### Data listing
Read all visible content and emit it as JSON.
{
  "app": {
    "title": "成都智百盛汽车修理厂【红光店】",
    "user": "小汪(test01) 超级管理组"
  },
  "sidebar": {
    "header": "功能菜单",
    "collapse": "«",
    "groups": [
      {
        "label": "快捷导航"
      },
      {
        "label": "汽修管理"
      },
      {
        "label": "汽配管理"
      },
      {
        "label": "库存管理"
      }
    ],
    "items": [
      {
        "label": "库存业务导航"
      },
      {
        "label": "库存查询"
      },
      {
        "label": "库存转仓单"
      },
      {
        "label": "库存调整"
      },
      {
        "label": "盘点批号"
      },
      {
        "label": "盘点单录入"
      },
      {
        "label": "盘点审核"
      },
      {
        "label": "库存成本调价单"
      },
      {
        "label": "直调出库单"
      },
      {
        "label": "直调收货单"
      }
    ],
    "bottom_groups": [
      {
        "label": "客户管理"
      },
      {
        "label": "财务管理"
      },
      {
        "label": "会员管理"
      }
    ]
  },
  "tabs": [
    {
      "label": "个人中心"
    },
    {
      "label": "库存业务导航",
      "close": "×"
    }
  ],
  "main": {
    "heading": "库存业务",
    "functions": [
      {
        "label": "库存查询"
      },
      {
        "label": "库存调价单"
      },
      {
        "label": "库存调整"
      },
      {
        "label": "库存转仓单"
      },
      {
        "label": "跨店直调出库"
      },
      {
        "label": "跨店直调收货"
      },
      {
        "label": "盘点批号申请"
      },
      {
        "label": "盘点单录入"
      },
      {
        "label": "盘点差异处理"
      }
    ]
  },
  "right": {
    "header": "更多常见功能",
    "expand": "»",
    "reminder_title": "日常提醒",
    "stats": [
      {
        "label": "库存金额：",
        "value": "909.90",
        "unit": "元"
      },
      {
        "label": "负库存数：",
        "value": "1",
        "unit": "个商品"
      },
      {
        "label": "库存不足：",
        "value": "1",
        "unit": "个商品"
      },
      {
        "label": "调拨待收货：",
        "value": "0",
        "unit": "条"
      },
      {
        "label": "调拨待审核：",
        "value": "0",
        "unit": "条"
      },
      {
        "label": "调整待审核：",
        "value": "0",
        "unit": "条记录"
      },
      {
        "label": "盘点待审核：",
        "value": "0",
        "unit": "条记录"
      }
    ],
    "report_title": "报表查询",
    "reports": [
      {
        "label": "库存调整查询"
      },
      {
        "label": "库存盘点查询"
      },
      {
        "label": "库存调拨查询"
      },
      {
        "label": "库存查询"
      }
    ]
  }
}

### Instructions for the task
Give the data again, exactly as it stands.

### Problem solution
Read all visible content and emit it as JSON.
{
  "app": {
    "title": "成都智百盛汽车修理厂【红光店】",
    "user": "小汪(test01) 超级管理组"
  },
  "sidebar": {
    "header": "功能菜单",
    "collapse": "«",
    "groups": [
      {
        "label": "快捷导航"
      },
      {
        "label": "汽修管理"
      },
      {
        "label": "汽配管理"
      },
      {
        "label": "库存管理"
      }
    ],
    "items": [
      {
        "label": "库存业务导航"
      },
      {
        "label": "库存查询"
      },
      {
        "label": "库存转仓单"
      },
      {
        "label": "库存调整"
      },
      {
        "label": "盘点批号"
      },
      {
        "label": "盘点单录入"
      },
      {
        "label": "盘点审核"
      },
      {
        "label": "库存成本调价单"
      },
      {
        "label": "直调出库单"
      },
      {
        "label": "直调收货单"
      }
    ],
    "bottom_groups": [
      {
        "label": "客户管理"
      },
      {
        "label": "财务管理"
      },
      {
        "label": "会员管理"
      }
    ]
  },
  "tabs": [
    {
      "label": "个人中心"
    },
    {
      "label": "库存业务导航",
      "close": "×"
    }
  ],
  "main": {
    "heading": "库存业务",
    "functions": [
      {
        "label": "库存查询"
      },
      {
        "label": "库存调价单"
      },
      {
        "label": "库存调整"
      },
      {
        "label": "库存转仓单"
      },
      {
        "label": "跨店直调出库"
      },
      {
        "label": "跨店直调收货"
      },
      {
        "label": "盘点批号申请"
      },
      {
        "label": "盘点单录入"
      },
      {
        "label": "盘点差异处理"
      }
    ]
  },
  "right": {
    "header": "更多常见功能",
    "expand": "»",
    "reminder_title": "日常提醒",
    "stats": [
      {
        "label": "库存金额：",
        "value": "909.90",
        "unit": "元"
      },
      {
        "label": "负库存数：",
        "value": "1",
        "unit": "个商品"
      },
      {
        "label": "库存不足：",
        "value": "1",
        "unit": "个商品"
      },
      {
        "label": "调拨待收货：",
        "value": "0",
        "unit": "条"
      },
      {
        "label": "调拨待审核：",
        "value": "0",
        "unit": "条"
      },
      {
        "label": "调整待审核：",
        "value": "0",
        "unit": "条记录"
      },
      {
        "label": "盘点待审核：",
        "value": "0",
        "unit": "条记录"
      }
    ],
    "report_title": "报表查询",
    "reports": [
      {
        "label": "库存调整查询"
      },
      {
        "label": "库存盘点查询"
      },
      {
        "label": "库存调拨查询"
      },
      {
        "label": "库存查询"
      }
    ]
  }
}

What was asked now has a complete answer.